(Saved entries)
** start **
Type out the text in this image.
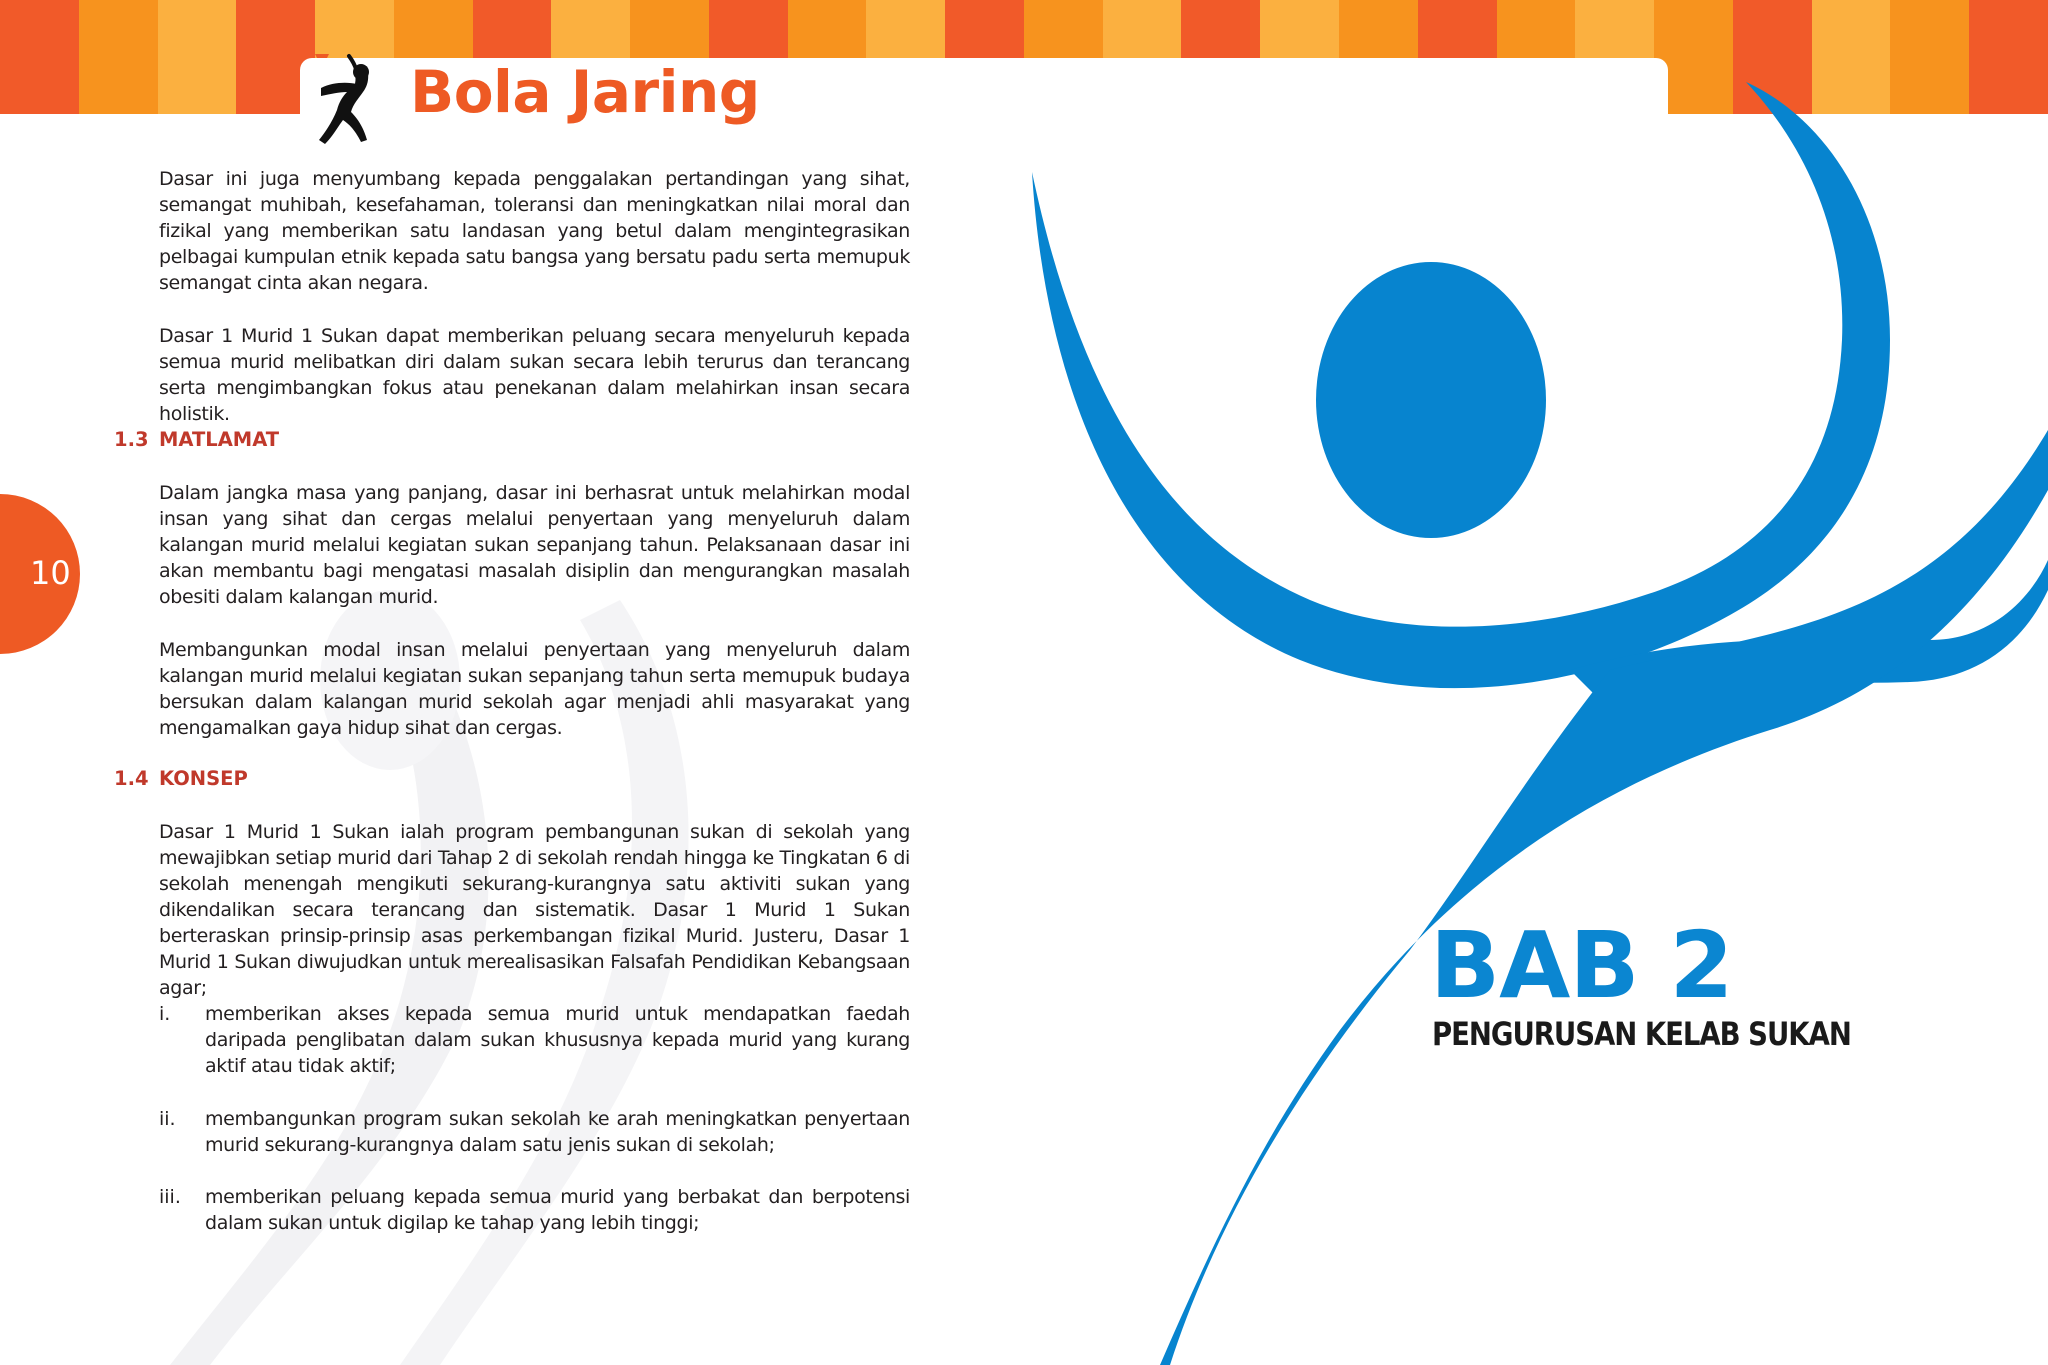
Bola Jaring
10

Dasar ini juga menyumbang kepada penggalakan pertandingan yang sihat, semangat muhibah, kesefahaman, toleransi dan meningkatkan nilai moral dan fizikal yang memberikan satu landasan yang betul dalam mengintegrasikan pelbagai kumpulan etnik kepada satu bangsa yang bersatu padu serta memupuk semangat cinta akan negara.

Dasar 1 Murid 1 Sukan dapat memberikan peluang secara menyeluruh kepada semua murid melibatkan diri dalam sukan secara lebih terurus dan terancang serta mengimbangkan fokus atau penekanan dalam melahirkan insan secara holistik.

1.3 MATLAMAT

Dalam jangka masa yang panjang, dasar ini berhasrat untuk melahirkan modal insan yang sihat dan cergas melalui penyertaan yang menyeluruh dalam kalangan murid melalui kegiatan sukan sepanjang tahun. Pelaksanaan dasar ini akan membantu bagi mengatasi masalah disiplin dan mengurangkan masalah obesiti dalam kalangan murid.

Membangunkan modal insan melalui penyertaan yang menyeluruh dalam kalangan murid melalui kegiatan sukan sepanjang tahun serta memupuk budaya bersukan dalam kalangan murid sekolah agar menjadi ahli masyarakat yang mengamalkan gaya hidup sihat dan cergas.

1.4 KONSEP

Dasar 1 Murid 1 Sukan ialah program pembangunan sukan di sekolah yang mewajibkan setiap murid dari Tahap 2 di sekolah rendah hingga ke Tingkatan 6 di sekolah menengah mengikuti sekurang-kurangnya satu aktiviti sukan yang dikendalikan secara terancang dan sistematik. Dasar 1 Murid 1 Sukan berteraskan prinsip-prinsip asas perkembangan fizikal Murid. Justeru, Dasar 1 Murid 1 Sukan diwujudkan untuk merealisasikan Falsafah Pendidikan Kebangsaan agar;

i.	memberikan akses kepada semua murid untuk mendapatkan faedah daripada penglibatan dalam sukan khususnya kepada murid yang kurang aktif atau tidak aktif;
ii.	membangunkan program sukan sekolah ke arah meningkatkan penyertaan murid sekurang-kurangnya dalam satu jenis sukan di sekolah;
iii.	memberikan peluang kepada semua murid yang berbakat dan berpotensi dalam sukan untuk digilap ke tahap yang lebih tinggi;
BAB 2
PENGURUSAN KELAB SUKAN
** end **
Copy every record above exactly, leaving out the pictures.

**Solution below**:
Type out the text in this image.
Bola Jaring
10

Dasar ini juga menyumbang kepada penggalakan pertandingan yang sihat, semangat muhibah, kesefahaman, toleransi dan meningkatkan nilai moral dan fizikal yang memberikan satu landasan yang betul dalam mengintegrasikan pelbagai kumpulan etnik kepada satu bangsa yang bersatu padu serta memupuk semangat cinta akan negara.

Dasar 1 Murid 1 Sukan dapat memberikan peluang secara menyeluruh kepada semua murid melibatkan diri dalam sukan secara lebih terurus dan terancang serta mengimbangkan fokus atau penekanan dalam melahirkan insan secara holistik.

1.3 MATLAMAT

Dalam jangka masa yang panjang, dasar ini berhasrat untuk melahirkan modal insan yang sihat dan cergas melalui penyertaan yang menyeluruh dalam kalangan murid melalui kegiatan sukan sepanjang tahun. Pelaksanaan dasar ini akan membantu bagi mengatasi masalah disiplin dan mengurangkan masalah obesiti dalam kalangan murid.

Membangunkan modal insan melalui penyertaan yang menyeluruh dalam kalangan murid melalui kegiatan sukan sepanjang tahun serta memupuk budaya bersukan dalam kalangan murid sekolah agar menjadi ahli masyarakat yang mengamalkan gaya hidup sihat dan cergas.

1.4 KONSEP

Dasar 1 Murid 1 Sukan ialah program pembangunan sukan di sekolah yang mewajibkan setiap murid dari Tahap 2 di sekolah rendah hingga ke Tingkatan 6 di sekolah menengah mengikuti sekurang-kurangnya satu aktiviti sukan yang dikendalikan secara terancang dan sistematik. Dasar 1 Murid 1 Sukan berteraskan prinsip-prinsip asas perkembangan fizikal Murid. Justeru, Dasar 1 Murid 1 Sukan diwujudkan untuk merealisasikan Falsafah Pendidikan Kebangsaan agar;

i.	memberikan akses kepada semua murid untuk mendapatkan faedah daripada penglibatan dalam sukan khususnya kepada murid yang kurang aktif atau tidak aktif;
ii.	membangunkan program sukan sekolah ke arah meningkatkan penyertaan murid sekurang-kurangnya dalam satu jenis sukan di sekolah;
iii.	memberikan peluang kepada semua murid yang berbakat dan berpotensi dalam sukan untuk digilap ke tahap yang lebih tinggi;
BAB 2
PENGURUSAN KELAB SUKAN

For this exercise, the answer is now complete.